Task statement |
Copy the following lines verbatim, omitting any pictures.

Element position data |
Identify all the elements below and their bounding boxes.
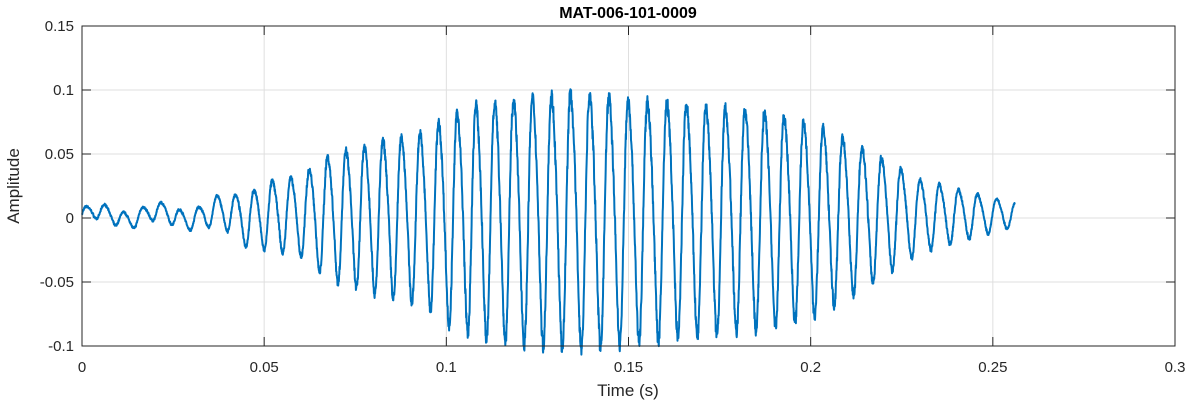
x-tick-labels: 0 0.05 0.1 0.15 0.2 0.25 0.3 bbox=[78, 359, 1186, 376]
x-tick-label: 0 bbox=[78, 359, 86, 376]
x-tick-label: 0.2 bbox=[800, 359, 821, 376]
y-tick-label: 0.1 bbox=[53, 82, 74, 99]
y-tick-label: 0.05 bbox=[45, 146, 74, 163]
chart-title: MAT-006-101-0009 bbox=[559, 5, 697, 22]
x-tick-label: 0.15 bbox=[614, 359, 643, 376]
plot-area bbox=[81, 88, 1016, 356]
axes-box bbox=[81, 25, 1176, 347]
x-tick-label: 0.3 bbox=[1165, 359, 1186, 376]
y-tick-label: 0 bbox=[66, 210, 74, 227]
grid bbox=[81, 25, 1176, 347]
y-tick-labels: -0.1 -0.05 0 0.05 0.1 0.15 bbox=[40, 18, 74, 355]
x-axis-label: Time (s) bbox=[597, 381, 659, 400]
signal-line bbox=[81, 88, 1016, 356]
y-tick-label: -0.1 bbox=[48, 338, 74, 355]
x-tick-label: 0.05 bbox=[250, 359, 279, 376]
x-tick-label: 0.25 bbox=[978, 359, 1007, 376]
x-tick-label: 0.1 bbox=[436, 359, 457, 376]
y-tick-label: 0.15 bbox=[45, 18, 74, 35]
y-tick-label: -0.05 bbox=[40, 274, 74, 291]
y-axis-label: Amplitude bbox=[4, 148, 23, 224]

Result for this exercise |
Identify all the elements below and their bounding boxes.
x-tick-labels: 0 0.05 0.1 0.15 0.2 0.25 0.3 bbox=[78, 359, 1186, 376]
x-tick-label: 0 bbox=[78, 359, 86, 376]
x-tick-label: 0.2 bbox=[800, 359, 821, 376]
y-tick-label: 0.1 bbox=[53, 82, 74, 99]
y-tick-label: 0.05 bbox=[45, 146, 74, 163]
chart-title: MAT-006-101-0009 bbox=[559, 5, 697, 22]
x-tick-label: 0.15 bbox=[614, 359, 643, 376]
plot-area bbox=[81, 88, 1016, 356]
axes-box bbox=[81, 25, 1176, 347]
x-tick-label: 0.3 bbox=[1165, 359, 1186, 376]
y-tick-label: 0 bbox=[66, 210, 74, 227]
grid bbox=[81, 25, 1176, 347]
y-tick-labels: -0.1 -0.05 0 0.05 0.1 0.15 bbox=[40, 18, 74, 355]
x-axis-label: Time (s) bbox=[597, 381, 659, 400]
signal-line bbox=[81, 88, 1016, 356]
y-tick-label: -0.1 bbox=[48, 338, 74, 355]
x-tick-label: 0.05 bbox=[250, 359, 279, 376]
x-tick-label: 0.25 bbox=[978, 359, 1007, 376]
x-tick-label: 0.1 bbox=[436, 359, 457, 376]
y-tick-label: 0.15 bbox=[45, 18, 74, 35]
y-tick-label: -0.05 bbox=[40, 274, 74, 291]
y-axis-label: Amplitude bbox=[4, 148, 23, 224]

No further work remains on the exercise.